------ Data excerpts ------

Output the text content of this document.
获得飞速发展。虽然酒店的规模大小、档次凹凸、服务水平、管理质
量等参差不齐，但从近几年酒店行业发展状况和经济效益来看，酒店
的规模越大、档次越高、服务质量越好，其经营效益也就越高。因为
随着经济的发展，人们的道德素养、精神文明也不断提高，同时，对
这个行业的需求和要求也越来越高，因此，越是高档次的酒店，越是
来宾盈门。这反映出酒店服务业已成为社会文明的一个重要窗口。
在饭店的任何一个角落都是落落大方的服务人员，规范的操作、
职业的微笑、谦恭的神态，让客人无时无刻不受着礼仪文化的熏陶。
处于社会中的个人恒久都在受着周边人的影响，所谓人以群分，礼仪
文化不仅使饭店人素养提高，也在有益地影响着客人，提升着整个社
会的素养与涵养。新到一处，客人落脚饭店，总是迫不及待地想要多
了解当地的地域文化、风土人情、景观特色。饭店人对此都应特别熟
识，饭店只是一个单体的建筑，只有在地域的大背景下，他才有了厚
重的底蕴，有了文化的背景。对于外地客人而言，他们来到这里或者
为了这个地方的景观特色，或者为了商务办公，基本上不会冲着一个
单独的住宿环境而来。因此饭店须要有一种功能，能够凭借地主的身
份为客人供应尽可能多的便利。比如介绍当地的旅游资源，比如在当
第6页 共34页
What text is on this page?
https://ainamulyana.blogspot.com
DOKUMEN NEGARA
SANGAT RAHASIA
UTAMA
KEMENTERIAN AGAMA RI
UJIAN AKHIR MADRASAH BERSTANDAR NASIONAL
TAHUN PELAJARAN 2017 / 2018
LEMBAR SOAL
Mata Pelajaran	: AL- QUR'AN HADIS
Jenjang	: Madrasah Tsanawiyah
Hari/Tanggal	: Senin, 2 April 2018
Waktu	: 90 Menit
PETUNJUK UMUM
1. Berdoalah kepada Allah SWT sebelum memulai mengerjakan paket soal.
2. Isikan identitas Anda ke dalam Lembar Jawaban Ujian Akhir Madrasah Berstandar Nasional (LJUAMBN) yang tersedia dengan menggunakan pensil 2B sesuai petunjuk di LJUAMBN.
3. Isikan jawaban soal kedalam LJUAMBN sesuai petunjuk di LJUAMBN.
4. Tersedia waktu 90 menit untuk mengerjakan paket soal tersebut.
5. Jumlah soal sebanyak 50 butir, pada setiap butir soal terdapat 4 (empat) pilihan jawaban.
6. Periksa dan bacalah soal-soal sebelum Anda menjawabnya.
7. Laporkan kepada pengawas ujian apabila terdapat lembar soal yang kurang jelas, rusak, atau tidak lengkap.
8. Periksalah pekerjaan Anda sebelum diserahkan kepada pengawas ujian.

------

Each entry is to be returned in full, character for character.

Output the text content of this document.
获得飞速发展。虽然酒店的规模大小、档次凹凸、服务水平、管理质
量等参差不齐，但从近几年酒店行业发展状况和经济效益来看，酒店
的规模越大、档次越高、服务质量越好，其经营效益也就越高。因为
随着经济的发展，人们的道德素养、精神文明也不断提高，同时，对
这个行业的需求和要求也越来越高，因此，越是高档次的酒店，越是
来宾盈门。这反映出酒店服务业已成为社会文明的一个重要窗口。
在饭店的任何一个角落都是落落大方的服务人员，规范的操作、
职业的微笑、谦恭的神态，让客人无时无刻不受着礼仪文化的熏陶。
处于社会中的个人恒久都在受着周边人的影响，所谓人以群分，礼仪
文化不仅使饭店人素养提高，也在有益地影响着客人，提升着整个社
会的素养与涵养。新到一处，客人落脚饭店，总是迫不及待地想要多
了解当地的地域文化、风土人情、景观特色。饭店人对此都应特别熟
识，饭店只是一个单体的建筑，只有在地域的大背景下，他才有了厚
重的底蕴，有了文化的背景。对于外地客人而言，他们来到这里或者
为了这个地方的景观特色，或者为了商务办公，基本上不会冲着一个
单独的住宿环境而来。因此饭店须要有一种功能，能够凭借地主的身
份为客人供应尽可能多的便利。比如介绍当地的旅游资源，比如在当
第6页 共34页
What text is on this page?
https://ainamulyana.blogspot.com
DOKUMEN NEGARA
SANGAT RAHASIA
UTAMA
KEMENTERIAN AGAMA RI
UJIAN AKHIR MADRASAH BERSTANDAR NASIONAL
TAHUN PELAJARAN 2017 / 2018
LEMBAR SOAL
Mata Pelajaran	: AL- QUR'AN HADIS
Jenjang	: Madrasah Tsanawiyah
Hari/Tanggal	: Senin, 2 April 2018
Waktu	: 90 Menit
PETUNJUK UMUM
1. Berdoalah kepada Allah SWT sebelum memulai mengerjakan paket soal.
2. Isikan identitas Anda ke dalam Lembar Jawaban Ujian Akhir Madrasah Berstandar Nasional (LJUAMBN) yang tersedia dengan menggunakan pensil 2B sesuai petunjuk di LJUAMBN.
3. Isikan jawaban soal kedalam LJUAMBN sesuai petunjuk di LJUAMBN.
4. Tersedia waktu 90 menit untuk mengerjakan paket soal tersebut.
5. Jumlah soal sebanyak 50 butir, pada setiap butir soal terdapat 4 (empat) pilihan jawaban.
6. Periksa dan bacalah soal-soal sebelum Anda menjawabnya.
7. Laporkan kepada pengawas ujian apabila terdapat lembar soal yang kurang jelas, rusak, atau tidak lengkap.
8. Periksalah pekerjaan Anda sebelum diserahkan kepada pengawas ujian.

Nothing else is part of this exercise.